_TEXTO DA PÁGINA:_
⁂
O outro grande ensinamento era ultrapassar o medo de vozes diferentes, vozes talvez não aprendidas, não formadas no sentido tradicional, mas que se tornam vozes que testemunham a vida do território, vozes improváveis, vozes da periferia, dos povos originários, das comunidades, das organizações, a voz também das mulheres, que, embora não fossem suficientemente representativas em número, eram vozes enérgicas e proféticas.
Quando no Sínodo Amazónico a escuta do Povo de Deus foi abandonada, quando as vozes do território foram deixadas de lado, e tornou-se uma luta de ideologias conflituosas, entre o extremo mais "conservador" e o extremo mais dito "progressista", o que vimos foi que se perdeu o sentido do discernimento. Nesse momento os postulados perderam força porque se tornaram uma luta de ideias, e não um reflexo das vozes do território, e o que eles fizeram foi atrasar a possibilidade de mudanças necessárias e legítimas no processo eclesial.
Mas também é verdade que o Sínodo Amazónico não tocou em tudo, o Sínodo Amazónico não foi um concílio para a Igreja; foi uma consulta de uma parte da Igreja Povo de Deus, por parte do Santo Padre, sobre um tema específico, e sobre as necessidades particulares de um território.
Quais são as perspectivas futuras que a Assembleia Eclesial da América Latina e do Caribe abre, não só a nível local, mas também a nível universal?
A Assembleia Eclesial, tal como com o Sínodo Amazónico, recebeu muitas lições de outras experiências, mas tem uma característica sem precedentes porque o seu âmbito é regional latino-americano. O que esta Assembleia faz é instituir de forma mais formal, sem precedentes, um modelo de assembleia regional que não seja uma conferência do episcopado, mas uma verdadeira experiência de amplitude eclesial onde o essencial é o exercício da escuta e ampla participação de todo o Povo de Deus.
O essencial é o que pode produzir em termos desta práxis e em termos desta pedagogia de escuta, mesmo para além dos documentos que pode produzir. Todas as experiências sinodais, na medida em que transformam a realidade, são baseadas na experiência vivida. O caminho é a experiência. Não é uma questão de frutos no sentido dos resultados tradicionalmente esperados. O verdadeiro fruto é a mudança na práxis eclesiológica e a pedagogia da escuta que vem de sair de si próprio para escutar o outro, e criar uma alteridade que permite novos caminhos.
⁂
_DADOS APRESENTADOS:_

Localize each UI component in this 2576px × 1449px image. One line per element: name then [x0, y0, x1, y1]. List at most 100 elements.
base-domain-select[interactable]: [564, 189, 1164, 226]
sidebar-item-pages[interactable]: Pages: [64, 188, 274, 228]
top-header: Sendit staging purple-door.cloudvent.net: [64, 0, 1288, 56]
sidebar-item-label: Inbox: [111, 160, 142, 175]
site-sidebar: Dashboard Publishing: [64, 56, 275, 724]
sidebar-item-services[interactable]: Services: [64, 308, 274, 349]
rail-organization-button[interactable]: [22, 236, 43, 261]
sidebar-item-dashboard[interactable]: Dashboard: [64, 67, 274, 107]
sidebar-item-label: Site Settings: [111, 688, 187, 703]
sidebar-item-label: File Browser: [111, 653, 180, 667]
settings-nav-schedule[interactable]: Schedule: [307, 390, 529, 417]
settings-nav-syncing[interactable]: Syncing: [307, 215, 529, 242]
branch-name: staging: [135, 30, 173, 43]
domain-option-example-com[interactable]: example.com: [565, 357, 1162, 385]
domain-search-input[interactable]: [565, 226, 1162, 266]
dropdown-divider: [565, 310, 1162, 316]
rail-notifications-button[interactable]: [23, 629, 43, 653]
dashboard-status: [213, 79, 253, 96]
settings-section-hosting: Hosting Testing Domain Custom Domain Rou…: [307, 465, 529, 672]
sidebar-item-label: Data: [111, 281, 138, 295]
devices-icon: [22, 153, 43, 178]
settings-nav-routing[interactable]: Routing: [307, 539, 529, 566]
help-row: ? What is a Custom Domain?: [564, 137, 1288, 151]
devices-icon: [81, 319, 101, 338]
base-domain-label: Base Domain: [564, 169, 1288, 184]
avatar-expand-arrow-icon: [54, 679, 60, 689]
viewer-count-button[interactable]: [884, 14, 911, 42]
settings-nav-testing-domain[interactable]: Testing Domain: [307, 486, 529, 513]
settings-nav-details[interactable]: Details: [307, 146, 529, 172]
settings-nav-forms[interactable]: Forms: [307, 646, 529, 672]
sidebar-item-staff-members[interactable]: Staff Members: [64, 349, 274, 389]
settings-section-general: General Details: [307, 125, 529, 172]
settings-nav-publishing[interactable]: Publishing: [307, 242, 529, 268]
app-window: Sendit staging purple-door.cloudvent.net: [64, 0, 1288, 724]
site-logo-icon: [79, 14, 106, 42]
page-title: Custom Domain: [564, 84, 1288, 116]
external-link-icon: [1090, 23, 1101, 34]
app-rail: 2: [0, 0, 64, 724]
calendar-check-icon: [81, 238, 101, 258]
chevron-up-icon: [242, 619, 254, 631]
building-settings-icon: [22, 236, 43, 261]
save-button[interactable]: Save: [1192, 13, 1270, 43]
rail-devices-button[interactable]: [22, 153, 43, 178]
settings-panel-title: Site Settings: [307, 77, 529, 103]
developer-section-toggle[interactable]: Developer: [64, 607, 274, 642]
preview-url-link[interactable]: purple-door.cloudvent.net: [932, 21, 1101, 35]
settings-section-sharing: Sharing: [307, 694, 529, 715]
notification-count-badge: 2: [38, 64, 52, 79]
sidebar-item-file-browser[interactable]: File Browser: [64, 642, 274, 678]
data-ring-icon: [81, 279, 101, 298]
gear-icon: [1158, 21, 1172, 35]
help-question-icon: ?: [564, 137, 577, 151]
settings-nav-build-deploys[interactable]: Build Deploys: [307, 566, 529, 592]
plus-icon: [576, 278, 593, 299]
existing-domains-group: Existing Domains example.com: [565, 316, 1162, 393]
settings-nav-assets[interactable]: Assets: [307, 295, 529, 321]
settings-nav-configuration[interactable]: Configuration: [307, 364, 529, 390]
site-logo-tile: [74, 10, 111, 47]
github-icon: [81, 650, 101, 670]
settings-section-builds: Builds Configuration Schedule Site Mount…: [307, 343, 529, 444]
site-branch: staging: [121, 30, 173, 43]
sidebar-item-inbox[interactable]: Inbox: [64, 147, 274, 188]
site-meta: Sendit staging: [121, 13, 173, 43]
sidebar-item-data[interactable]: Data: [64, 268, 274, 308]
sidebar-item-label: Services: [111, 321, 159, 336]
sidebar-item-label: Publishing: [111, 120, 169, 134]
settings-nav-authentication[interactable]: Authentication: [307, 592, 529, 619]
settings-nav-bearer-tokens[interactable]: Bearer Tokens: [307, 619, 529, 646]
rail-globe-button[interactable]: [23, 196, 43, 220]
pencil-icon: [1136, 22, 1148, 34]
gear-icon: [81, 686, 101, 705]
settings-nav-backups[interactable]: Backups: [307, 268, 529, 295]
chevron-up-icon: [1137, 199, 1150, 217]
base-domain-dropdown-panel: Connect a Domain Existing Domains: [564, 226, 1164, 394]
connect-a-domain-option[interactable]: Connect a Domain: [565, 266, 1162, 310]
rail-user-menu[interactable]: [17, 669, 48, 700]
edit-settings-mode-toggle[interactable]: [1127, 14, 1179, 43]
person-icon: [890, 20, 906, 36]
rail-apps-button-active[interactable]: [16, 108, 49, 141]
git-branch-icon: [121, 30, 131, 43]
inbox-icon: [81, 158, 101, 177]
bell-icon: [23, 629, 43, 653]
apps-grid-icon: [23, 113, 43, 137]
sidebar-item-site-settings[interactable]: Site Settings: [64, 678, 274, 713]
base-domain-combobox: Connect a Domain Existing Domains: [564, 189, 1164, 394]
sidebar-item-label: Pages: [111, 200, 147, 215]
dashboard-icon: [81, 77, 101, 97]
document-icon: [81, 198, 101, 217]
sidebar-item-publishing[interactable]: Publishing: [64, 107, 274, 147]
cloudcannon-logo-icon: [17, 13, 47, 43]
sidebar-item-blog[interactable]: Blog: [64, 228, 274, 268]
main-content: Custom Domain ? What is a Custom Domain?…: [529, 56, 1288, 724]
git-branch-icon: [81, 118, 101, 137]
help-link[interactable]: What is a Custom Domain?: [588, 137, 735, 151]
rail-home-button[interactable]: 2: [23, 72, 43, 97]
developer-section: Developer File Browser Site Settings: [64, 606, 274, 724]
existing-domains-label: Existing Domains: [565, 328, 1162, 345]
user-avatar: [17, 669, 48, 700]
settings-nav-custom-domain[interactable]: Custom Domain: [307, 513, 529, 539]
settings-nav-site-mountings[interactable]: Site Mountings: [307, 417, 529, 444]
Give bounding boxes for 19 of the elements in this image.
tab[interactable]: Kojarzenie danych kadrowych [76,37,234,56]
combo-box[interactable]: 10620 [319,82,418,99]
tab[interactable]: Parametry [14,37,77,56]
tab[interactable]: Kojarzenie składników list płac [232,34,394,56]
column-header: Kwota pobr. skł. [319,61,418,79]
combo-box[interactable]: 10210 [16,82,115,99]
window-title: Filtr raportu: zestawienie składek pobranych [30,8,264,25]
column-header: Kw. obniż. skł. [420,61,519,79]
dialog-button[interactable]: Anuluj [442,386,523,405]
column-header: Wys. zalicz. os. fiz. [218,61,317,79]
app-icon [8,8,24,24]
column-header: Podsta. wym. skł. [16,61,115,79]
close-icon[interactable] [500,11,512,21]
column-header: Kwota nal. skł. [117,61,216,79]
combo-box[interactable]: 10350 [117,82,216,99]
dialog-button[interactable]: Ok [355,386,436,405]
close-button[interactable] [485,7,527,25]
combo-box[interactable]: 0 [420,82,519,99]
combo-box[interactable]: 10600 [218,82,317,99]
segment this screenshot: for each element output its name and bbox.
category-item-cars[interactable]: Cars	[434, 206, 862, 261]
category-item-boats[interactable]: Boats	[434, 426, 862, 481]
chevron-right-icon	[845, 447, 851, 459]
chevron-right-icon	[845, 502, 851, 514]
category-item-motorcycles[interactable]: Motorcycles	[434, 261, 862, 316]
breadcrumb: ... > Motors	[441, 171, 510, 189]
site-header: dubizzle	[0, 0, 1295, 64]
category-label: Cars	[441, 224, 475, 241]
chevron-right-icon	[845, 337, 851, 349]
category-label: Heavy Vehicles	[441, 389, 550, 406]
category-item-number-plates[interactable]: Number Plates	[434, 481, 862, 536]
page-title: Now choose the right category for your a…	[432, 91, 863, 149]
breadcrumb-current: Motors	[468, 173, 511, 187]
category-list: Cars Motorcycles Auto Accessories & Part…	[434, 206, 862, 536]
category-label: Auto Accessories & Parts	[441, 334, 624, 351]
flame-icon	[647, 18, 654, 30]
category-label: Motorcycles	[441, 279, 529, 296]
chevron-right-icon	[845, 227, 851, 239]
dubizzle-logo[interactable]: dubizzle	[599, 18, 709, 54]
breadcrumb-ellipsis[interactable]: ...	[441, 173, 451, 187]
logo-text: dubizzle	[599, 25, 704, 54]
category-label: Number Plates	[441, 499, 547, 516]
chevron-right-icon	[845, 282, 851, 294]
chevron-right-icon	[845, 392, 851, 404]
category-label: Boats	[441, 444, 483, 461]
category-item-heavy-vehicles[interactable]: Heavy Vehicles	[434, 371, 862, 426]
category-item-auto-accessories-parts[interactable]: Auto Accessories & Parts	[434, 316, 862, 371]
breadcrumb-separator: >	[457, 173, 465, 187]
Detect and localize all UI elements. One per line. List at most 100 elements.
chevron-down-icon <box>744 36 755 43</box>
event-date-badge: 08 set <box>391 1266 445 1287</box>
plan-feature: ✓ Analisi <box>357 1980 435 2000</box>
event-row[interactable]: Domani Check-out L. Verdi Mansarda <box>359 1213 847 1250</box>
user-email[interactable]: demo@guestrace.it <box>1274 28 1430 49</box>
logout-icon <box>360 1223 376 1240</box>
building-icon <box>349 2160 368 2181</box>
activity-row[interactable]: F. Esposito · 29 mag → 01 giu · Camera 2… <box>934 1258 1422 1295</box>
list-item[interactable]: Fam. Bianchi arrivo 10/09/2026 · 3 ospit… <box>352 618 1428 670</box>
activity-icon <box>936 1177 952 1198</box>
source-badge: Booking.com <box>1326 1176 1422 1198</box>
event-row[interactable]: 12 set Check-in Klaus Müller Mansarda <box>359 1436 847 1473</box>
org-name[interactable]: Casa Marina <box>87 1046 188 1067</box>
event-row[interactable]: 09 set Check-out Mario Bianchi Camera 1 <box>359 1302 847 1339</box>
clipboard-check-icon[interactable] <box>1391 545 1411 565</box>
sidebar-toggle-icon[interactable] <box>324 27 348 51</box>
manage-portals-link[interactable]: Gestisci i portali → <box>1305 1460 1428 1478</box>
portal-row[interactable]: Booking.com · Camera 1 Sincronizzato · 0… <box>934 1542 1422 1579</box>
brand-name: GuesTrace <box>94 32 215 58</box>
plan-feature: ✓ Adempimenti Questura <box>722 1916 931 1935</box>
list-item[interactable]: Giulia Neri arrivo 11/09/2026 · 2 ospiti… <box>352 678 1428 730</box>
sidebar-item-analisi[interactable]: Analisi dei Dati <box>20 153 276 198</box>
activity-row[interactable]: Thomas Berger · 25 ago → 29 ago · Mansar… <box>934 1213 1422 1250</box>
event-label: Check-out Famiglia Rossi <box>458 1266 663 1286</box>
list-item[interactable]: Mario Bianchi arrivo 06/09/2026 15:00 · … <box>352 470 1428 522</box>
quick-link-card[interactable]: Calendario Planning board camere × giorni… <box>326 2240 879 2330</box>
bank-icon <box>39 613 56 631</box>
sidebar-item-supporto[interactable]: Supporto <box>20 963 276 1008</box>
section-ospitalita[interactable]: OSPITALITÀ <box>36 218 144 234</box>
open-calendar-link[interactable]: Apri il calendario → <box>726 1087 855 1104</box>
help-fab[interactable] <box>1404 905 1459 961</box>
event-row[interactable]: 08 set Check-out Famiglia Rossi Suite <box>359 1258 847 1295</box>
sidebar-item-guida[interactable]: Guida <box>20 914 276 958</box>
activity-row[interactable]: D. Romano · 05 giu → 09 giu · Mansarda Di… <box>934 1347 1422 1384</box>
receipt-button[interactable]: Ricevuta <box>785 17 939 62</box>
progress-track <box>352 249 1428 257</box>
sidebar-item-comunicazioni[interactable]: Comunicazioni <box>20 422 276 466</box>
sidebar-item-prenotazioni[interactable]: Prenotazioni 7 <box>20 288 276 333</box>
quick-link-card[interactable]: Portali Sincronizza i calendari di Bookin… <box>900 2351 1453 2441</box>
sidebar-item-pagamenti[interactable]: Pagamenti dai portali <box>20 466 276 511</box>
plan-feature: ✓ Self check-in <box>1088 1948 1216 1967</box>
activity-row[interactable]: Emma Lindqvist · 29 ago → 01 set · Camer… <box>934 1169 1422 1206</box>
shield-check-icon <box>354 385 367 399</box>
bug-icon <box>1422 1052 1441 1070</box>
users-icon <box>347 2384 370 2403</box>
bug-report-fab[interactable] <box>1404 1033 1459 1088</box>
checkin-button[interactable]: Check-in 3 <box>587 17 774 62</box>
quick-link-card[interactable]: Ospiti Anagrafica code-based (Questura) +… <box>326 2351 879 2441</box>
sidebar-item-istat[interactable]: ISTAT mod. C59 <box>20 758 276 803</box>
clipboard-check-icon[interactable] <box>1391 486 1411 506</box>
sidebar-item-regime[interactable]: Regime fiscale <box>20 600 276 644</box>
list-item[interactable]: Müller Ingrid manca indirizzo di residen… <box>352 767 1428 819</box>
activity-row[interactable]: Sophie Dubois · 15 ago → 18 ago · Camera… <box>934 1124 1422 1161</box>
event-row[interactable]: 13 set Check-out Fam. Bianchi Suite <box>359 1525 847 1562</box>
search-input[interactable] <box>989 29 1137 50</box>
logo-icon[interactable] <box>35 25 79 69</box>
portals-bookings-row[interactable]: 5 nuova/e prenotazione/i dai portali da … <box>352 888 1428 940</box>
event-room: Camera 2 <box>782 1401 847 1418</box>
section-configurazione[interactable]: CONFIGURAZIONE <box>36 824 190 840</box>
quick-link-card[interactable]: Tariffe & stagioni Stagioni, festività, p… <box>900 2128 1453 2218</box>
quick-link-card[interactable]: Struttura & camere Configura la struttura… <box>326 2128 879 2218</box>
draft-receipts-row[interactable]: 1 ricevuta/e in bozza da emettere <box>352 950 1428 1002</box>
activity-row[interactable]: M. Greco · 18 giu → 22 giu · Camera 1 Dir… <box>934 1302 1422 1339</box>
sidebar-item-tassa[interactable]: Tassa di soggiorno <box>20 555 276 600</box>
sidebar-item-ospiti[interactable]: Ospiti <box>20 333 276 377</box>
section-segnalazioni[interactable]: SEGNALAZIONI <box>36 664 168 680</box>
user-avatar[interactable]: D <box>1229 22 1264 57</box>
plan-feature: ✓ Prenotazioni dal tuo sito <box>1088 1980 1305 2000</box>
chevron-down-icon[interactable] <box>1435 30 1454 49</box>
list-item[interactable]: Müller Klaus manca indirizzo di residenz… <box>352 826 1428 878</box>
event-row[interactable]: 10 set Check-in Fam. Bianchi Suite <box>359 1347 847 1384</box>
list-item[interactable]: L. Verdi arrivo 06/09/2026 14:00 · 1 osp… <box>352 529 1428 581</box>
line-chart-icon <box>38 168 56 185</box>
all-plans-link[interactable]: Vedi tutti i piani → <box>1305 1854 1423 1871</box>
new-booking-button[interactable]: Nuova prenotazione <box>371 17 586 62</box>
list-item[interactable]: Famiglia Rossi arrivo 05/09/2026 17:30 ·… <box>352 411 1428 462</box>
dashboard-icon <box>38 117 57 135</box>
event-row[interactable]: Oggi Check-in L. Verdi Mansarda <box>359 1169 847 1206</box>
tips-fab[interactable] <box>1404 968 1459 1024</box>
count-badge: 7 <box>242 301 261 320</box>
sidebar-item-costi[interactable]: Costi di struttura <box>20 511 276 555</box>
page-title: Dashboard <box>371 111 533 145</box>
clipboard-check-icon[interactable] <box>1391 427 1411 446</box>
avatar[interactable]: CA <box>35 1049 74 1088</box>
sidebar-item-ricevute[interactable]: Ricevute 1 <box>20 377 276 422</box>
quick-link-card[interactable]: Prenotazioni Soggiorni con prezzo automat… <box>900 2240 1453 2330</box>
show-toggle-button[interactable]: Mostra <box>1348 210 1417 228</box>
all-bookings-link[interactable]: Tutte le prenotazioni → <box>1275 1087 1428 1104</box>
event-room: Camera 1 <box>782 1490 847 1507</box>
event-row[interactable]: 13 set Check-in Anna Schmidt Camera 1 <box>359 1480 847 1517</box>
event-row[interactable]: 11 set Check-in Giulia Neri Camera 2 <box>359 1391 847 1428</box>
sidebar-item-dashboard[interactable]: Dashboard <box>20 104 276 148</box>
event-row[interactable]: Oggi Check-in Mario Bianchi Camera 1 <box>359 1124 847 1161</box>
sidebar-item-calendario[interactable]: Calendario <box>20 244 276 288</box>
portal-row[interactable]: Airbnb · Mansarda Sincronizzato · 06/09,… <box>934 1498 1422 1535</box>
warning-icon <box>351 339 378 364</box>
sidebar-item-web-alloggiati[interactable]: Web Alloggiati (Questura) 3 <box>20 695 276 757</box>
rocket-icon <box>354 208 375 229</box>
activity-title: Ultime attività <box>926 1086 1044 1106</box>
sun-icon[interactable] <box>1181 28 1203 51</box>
⁂
Copie de novo o trecho do texto da página que começa nas palavras "Quando no Sínodo" e termina depois de "no processo eclesial.", substituindo "discernimento" por "juízo". Os dados não têm nenhuma relação com o texto da página.

Quando no Sínodo Amazónico a escuta do Povo de Deus foi abandonada, quando as vozes do território foram deixadas de lado, e tornou-se uma luta de ideologias conflituosas, entre o extremo mais "conservador" e o extremo mais dito "progressista", o que vimos foi que se perdeu o sentido do juízo. Nesse momento os postulados perderam força porque se tornaram uma luta de ideias, e não um reflexo das vozes do território, e o que eles fizeram foi atrasar a possibilidade de mudanças necessárias e legítimas no processo eclesial.